Entries provided >>
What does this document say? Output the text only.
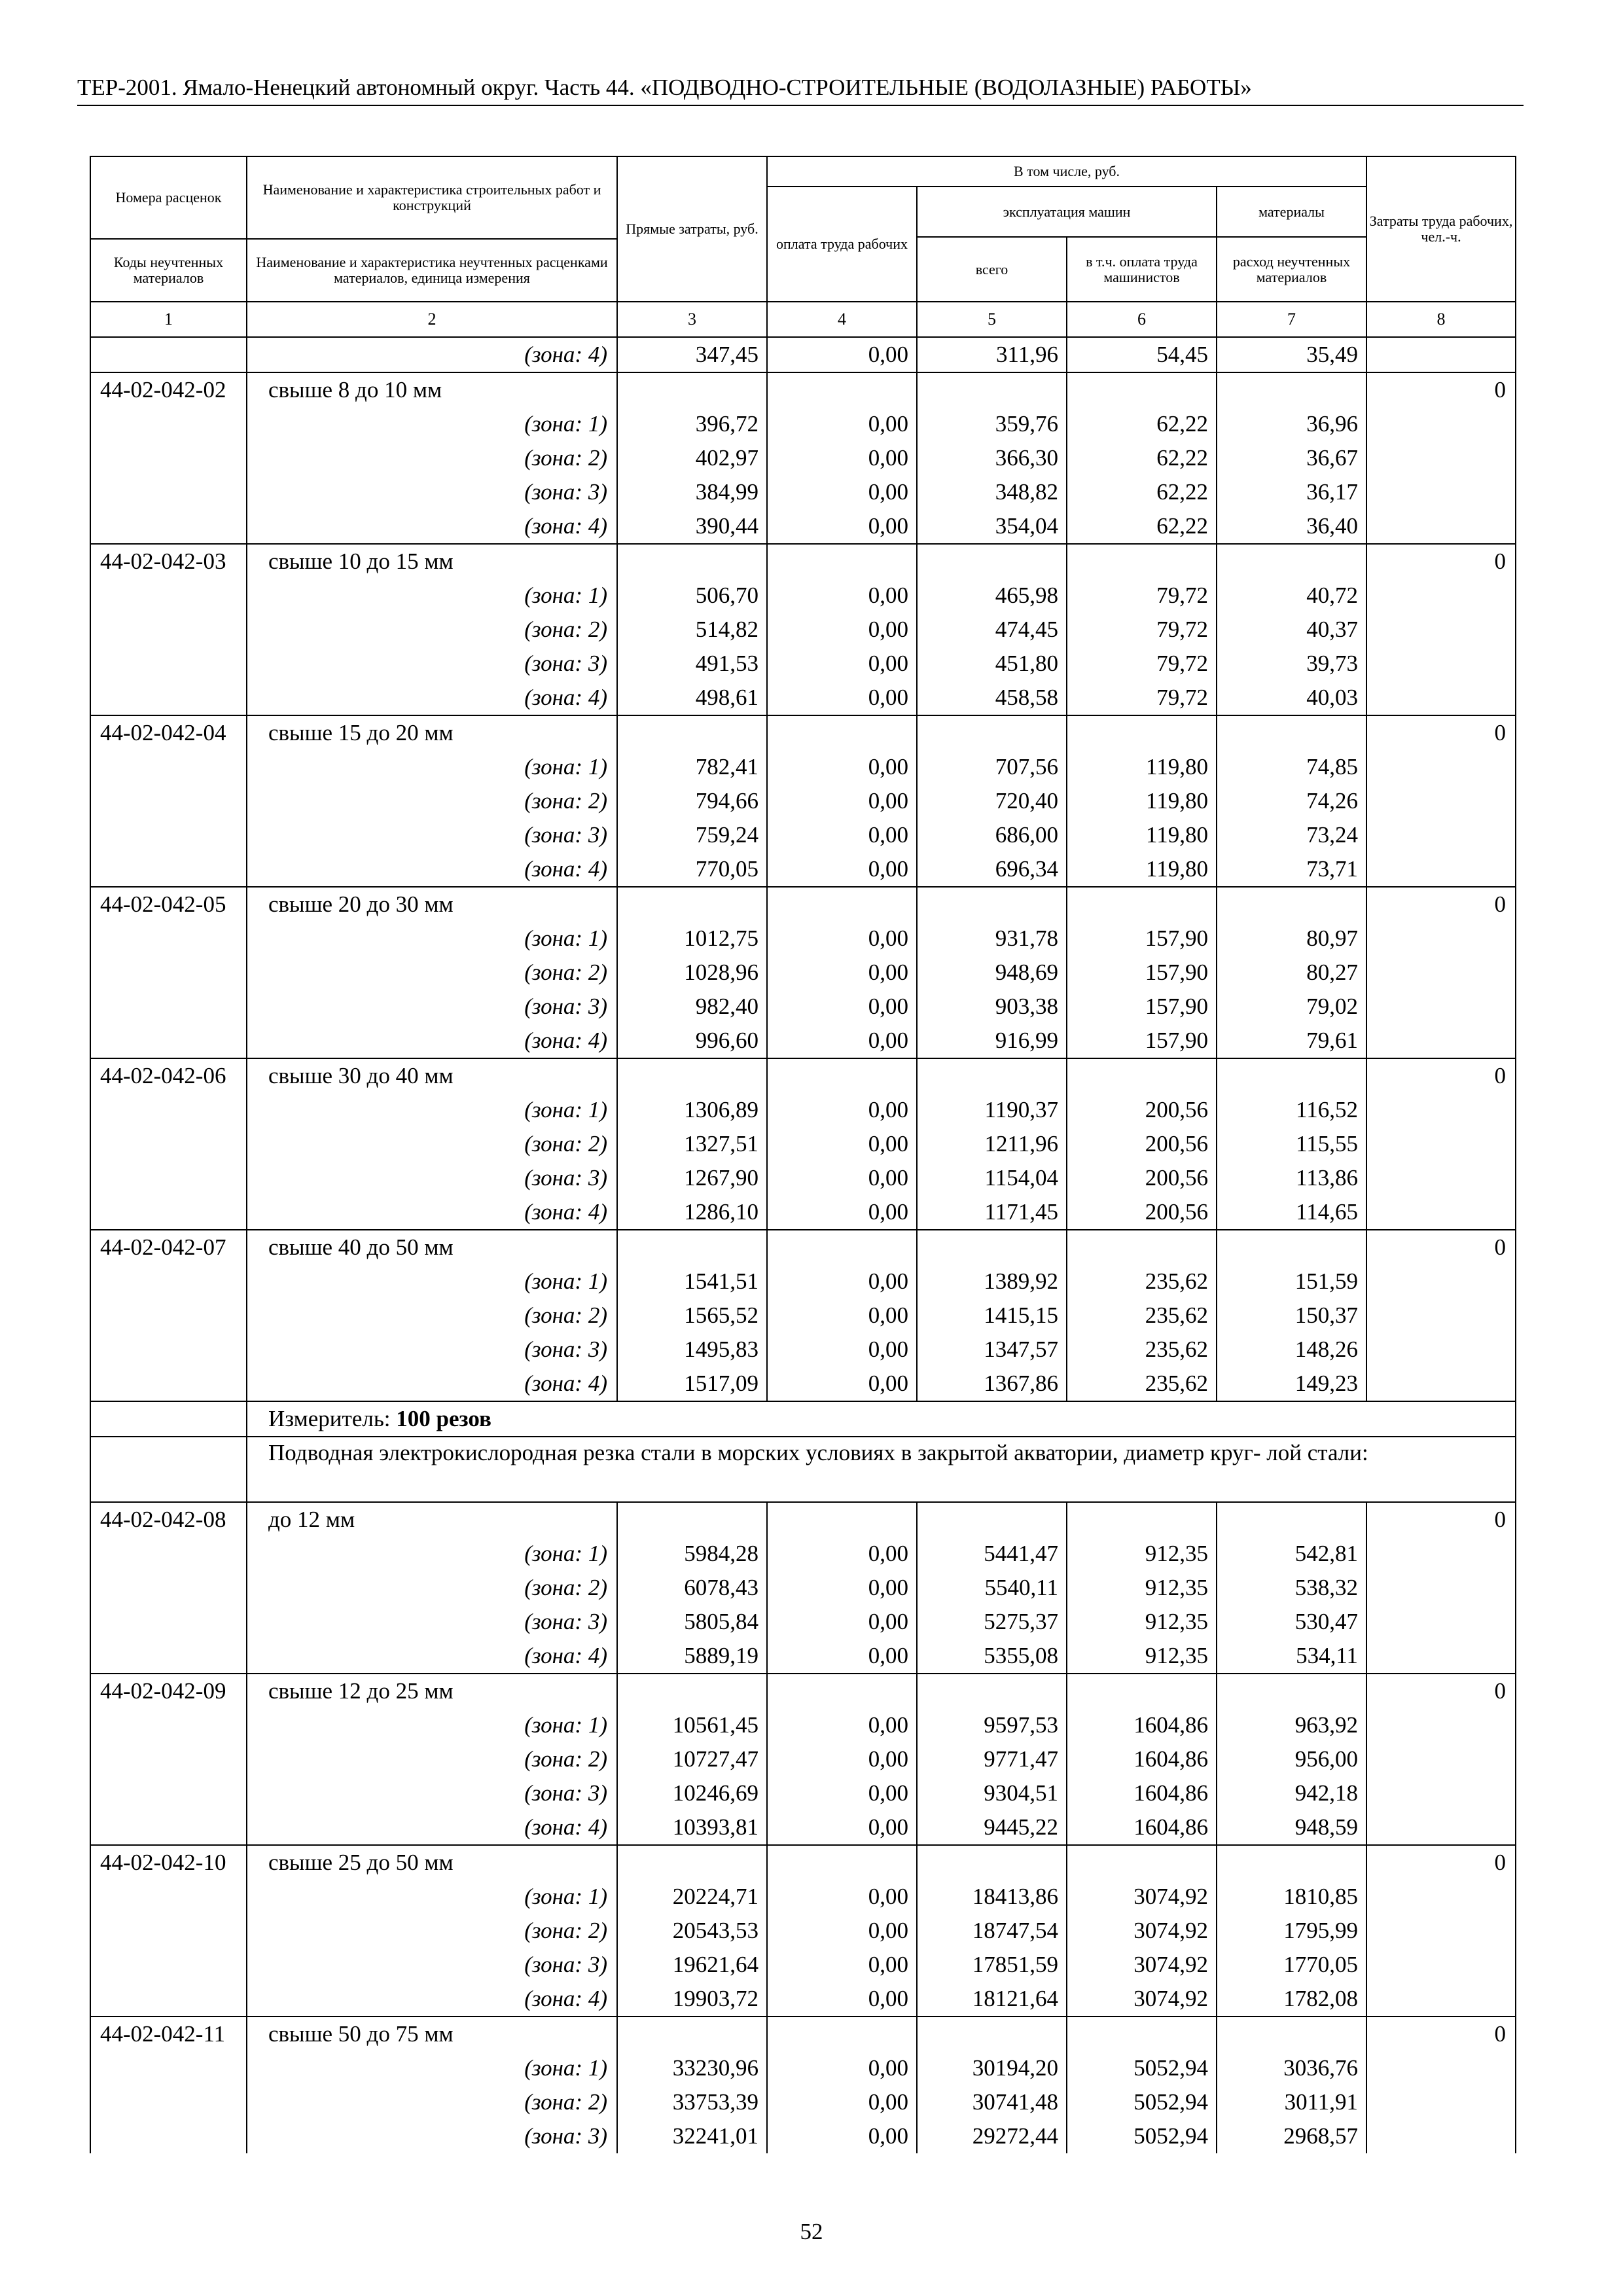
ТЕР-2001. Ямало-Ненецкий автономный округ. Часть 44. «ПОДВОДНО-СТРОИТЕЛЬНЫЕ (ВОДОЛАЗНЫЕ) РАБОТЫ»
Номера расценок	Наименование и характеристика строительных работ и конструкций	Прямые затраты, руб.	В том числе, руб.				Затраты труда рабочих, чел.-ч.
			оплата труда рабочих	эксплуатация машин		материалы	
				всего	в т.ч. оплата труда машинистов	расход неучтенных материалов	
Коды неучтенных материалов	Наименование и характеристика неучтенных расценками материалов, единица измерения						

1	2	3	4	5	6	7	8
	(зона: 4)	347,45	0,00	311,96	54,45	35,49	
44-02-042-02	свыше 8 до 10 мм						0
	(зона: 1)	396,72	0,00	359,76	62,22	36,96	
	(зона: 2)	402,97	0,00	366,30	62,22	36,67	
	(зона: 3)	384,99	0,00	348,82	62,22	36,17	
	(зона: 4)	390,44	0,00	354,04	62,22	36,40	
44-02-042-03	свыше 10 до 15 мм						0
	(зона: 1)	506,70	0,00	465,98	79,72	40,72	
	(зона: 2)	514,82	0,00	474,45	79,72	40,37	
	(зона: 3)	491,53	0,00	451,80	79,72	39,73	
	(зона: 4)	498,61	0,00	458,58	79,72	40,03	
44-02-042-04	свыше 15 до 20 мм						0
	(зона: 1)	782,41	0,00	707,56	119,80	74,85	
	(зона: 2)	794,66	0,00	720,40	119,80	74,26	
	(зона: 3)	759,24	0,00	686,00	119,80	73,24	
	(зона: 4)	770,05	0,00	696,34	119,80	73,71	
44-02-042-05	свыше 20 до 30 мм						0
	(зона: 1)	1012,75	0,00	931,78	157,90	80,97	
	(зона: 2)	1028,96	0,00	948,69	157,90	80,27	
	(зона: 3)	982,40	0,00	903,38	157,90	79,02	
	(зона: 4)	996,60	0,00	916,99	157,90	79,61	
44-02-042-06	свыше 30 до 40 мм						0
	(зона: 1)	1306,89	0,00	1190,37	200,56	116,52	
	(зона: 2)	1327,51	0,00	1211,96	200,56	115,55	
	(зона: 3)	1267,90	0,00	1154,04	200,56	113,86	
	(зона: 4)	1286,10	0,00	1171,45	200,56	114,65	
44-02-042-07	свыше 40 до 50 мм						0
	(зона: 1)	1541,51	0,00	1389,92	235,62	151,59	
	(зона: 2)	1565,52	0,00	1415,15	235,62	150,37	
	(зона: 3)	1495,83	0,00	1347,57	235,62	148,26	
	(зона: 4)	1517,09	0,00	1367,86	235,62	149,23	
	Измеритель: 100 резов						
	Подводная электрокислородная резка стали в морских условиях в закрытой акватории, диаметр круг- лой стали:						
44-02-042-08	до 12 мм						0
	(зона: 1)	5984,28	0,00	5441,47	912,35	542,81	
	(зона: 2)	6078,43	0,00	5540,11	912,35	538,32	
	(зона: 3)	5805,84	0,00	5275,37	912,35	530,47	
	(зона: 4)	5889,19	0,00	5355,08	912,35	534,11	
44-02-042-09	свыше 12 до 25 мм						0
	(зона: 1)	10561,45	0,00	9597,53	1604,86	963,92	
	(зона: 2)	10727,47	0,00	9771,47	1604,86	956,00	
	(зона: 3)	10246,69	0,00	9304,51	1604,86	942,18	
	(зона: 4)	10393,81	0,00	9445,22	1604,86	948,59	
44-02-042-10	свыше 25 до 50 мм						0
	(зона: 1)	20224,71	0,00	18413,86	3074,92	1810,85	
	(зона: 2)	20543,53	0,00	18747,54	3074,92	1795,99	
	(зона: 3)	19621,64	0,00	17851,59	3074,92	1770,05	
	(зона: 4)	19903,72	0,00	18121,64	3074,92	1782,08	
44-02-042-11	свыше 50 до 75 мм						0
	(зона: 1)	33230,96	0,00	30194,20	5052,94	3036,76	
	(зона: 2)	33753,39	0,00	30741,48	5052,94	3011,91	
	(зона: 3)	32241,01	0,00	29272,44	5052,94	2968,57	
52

==

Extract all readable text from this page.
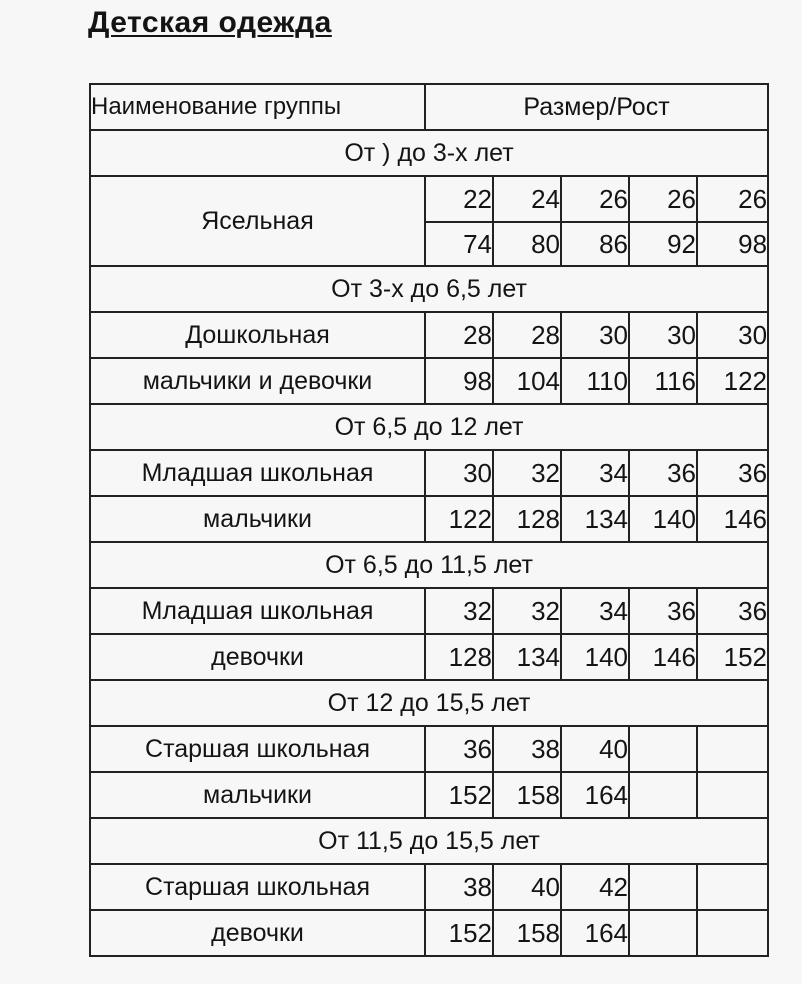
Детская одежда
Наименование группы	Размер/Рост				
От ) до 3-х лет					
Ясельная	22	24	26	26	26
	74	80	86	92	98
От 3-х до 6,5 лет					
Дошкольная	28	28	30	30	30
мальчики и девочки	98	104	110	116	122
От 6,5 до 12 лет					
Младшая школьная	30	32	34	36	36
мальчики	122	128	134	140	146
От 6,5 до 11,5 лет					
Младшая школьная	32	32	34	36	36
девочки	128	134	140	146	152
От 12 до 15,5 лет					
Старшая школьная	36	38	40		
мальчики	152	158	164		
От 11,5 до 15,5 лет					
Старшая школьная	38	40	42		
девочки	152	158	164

Given request >> Only the number is wanted: how many lines in the data include the word "text"?

Written response >> 2